[Records from a dataset]
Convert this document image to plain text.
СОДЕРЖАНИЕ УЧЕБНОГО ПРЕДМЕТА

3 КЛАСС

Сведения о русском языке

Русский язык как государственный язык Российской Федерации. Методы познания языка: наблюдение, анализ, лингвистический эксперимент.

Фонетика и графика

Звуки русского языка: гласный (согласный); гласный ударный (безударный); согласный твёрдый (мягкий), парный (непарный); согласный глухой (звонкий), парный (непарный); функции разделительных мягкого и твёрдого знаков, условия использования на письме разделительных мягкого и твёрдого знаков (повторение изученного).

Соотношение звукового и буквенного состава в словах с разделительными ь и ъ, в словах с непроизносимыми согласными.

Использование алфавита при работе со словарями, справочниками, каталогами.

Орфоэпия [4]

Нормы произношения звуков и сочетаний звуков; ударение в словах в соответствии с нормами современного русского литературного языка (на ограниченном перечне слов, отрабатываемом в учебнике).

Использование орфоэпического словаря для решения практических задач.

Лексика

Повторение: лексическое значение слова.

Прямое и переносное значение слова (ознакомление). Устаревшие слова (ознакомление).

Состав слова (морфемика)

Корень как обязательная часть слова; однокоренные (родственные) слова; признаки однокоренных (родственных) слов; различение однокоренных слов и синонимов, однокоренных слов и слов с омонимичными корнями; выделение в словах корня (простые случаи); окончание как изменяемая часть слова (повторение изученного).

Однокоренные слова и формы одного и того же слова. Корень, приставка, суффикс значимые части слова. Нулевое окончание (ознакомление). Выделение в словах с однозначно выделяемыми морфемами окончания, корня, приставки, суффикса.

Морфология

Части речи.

== What is required ==
Reproduce each line of the entries in which the word "Корень" is found.

== Task answer ==
Корень как обязательная часть слова; однокоренные (родственные) слова; признаки однокоренных (родственных) слов; различение однокоренных слов и синонимов, однокоренных слов и слов с омонимичными корнями; выделение в словах корня (простые случаи); окончание как изменяемая часть слова (повторение изученного).
Однокоренные слова и формы одного и того же слова. Корень, приставка, суффикс значимые части слова. Нулевое окончание (ознакомление). Выделение в словах с однозначно выделяемыми морфемами окончания, корня, приставки, суффикса.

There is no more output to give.